• **YOUR GOAL**
Go through the entries below and copy each line containing the word "candle".

--- start of SUPPLIED DATA ---

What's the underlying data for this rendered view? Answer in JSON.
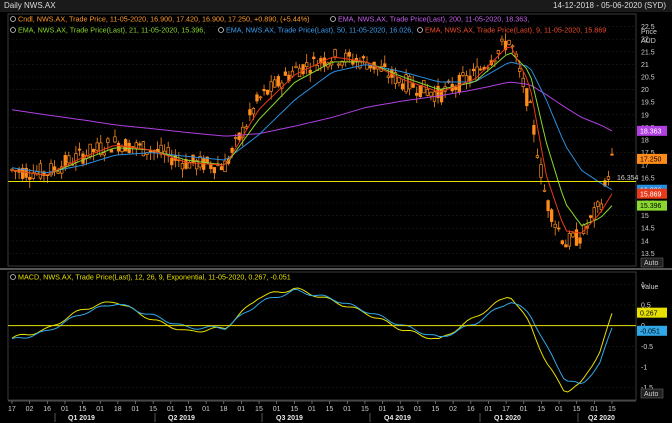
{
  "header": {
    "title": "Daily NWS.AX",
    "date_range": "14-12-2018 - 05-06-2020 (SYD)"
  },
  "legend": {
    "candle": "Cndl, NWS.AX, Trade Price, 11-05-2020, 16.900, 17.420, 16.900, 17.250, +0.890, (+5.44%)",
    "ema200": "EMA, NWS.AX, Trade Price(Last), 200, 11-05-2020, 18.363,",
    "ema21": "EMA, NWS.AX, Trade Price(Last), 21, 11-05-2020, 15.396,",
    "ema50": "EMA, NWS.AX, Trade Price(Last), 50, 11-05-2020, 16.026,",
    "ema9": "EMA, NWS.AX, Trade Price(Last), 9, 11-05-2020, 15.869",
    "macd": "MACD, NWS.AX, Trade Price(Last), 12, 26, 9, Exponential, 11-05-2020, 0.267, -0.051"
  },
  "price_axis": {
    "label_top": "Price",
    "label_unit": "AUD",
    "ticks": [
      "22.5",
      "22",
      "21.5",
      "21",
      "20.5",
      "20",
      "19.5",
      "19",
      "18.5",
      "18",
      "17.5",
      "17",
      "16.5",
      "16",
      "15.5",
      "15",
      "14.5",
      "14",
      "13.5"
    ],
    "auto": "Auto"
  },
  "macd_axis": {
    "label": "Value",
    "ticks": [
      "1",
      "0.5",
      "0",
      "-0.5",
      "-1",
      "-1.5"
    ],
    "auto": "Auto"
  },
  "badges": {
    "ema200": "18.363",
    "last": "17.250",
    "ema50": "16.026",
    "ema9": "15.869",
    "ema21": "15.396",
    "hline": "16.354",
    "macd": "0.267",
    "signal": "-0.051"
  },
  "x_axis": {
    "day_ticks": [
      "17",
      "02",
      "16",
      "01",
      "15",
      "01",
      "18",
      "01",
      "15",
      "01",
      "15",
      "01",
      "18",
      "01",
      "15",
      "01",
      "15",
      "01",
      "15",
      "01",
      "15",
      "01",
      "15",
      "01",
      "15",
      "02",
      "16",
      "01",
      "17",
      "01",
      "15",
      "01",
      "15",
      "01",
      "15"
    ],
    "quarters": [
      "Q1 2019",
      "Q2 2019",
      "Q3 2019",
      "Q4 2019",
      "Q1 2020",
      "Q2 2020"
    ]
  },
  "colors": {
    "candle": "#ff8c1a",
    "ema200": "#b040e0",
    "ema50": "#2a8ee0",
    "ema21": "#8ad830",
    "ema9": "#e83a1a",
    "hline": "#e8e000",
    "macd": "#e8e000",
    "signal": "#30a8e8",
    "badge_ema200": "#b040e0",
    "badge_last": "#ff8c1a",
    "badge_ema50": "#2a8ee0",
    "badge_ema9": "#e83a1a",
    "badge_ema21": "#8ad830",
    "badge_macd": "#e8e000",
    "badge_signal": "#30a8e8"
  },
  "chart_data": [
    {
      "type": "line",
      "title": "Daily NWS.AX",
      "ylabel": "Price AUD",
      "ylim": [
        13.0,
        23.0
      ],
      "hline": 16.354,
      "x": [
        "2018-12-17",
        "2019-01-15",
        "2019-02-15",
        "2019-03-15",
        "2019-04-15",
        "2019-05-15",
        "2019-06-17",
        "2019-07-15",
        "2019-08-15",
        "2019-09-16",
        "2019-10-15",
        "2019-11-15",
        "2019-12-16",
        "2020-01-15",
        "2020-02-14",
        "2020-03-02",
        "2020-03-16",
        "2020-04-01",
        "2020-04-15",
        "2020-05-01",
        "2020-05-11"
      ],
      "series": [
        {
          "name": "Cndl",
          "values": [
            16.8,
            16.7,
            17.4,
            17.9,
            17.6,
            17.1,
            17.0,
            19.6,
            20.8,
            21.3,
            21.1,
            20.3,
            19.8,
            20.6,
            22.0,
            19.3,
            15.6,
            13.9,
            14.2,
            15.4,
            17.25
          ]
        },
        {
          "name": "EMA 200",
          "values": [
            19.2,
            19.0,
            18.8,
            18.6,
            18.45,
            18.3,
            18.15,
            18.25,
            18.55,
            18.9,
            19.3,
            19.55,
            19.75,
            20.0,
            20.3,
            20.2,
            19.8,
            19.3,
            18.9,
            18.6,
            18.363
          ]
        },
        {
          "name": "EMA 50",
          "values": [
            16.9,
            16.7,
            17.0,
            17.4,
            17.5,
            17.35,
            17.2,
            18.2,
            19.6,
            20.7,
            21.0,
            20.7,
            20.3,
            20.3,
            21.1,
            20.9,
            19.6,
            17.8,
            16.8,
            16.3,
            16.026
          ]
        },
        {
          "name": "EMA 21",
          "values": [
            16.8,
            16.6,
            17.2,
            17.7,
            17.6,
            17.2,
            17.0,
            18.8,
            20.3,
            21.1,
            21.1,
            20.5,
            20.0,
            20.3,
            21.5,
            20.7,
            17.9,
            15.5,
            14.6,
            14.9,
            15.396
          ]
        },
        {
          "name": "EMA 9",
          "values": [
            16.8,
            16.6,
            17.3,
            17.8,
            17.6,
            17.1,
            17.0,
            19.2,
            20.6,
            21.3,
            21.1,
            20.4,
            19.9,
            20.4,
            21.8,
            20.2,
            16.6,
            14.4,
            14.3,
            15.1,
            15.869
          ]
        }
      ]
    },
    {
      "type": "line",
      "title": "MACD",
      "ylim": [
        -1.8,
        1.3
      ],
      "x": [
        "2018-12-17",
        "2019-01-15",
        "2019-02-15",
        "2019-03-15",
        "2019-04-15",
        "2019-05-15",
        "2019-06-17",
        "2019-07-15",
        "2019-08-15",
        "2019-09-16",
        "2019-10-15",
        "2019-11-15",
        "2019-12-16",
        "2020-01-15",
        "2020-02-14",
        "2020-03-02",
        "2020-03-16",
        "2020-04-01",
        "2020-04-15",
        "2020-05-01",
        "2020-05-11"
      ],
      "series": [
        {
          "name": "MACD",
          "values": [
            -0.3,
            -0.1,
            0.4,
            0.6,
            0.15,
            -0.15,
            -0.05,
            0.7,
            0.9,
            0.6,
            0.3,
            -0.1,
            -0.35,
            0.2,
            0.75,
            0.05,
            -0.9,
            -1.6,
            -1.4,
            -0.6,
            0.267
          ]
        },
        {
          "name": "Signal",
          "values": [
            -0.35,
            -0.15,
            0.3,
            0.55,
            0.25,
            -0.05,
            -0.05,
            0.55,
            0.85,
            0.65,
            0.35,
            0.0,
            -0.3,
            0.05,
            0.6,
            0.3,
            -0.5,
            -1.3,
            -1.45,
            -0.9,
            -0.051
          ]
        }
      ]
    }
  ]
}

--- end of SUPPLIED DATA ---
--- start of SUPPLIED DATA ---

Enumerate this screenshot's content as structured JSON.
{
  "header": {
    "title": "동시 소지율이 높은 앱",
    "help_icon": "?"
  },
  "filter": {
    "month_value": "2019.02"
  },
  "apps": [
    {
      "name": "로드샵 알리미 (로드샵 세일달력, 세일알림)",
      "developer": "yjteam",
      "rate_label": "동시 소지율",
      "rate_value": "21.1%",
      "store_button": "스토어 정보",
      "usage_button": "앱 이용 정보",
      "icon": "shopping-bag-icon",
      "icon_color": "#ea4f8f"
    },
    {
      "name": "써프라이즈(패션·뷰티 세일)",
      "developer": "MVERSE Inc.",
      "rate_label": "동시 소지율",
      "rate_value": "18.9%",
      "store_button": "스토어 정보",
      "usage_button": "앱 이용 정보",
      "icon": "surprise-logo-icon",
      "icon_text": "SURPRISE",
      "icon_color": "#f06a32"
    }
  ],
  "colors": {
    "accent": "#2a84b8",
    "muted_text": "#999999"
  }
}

--- end of SUPPLIED DATA ---

• **WRITTEN SOLUTION**
    "candle": "Cndl, NWS.AX, Trade Price, 11-05-2020, 16.900, 17.420, 16.900, 17.250, +0.890, (+5.44%)",
    "candle": "#ff8c1a",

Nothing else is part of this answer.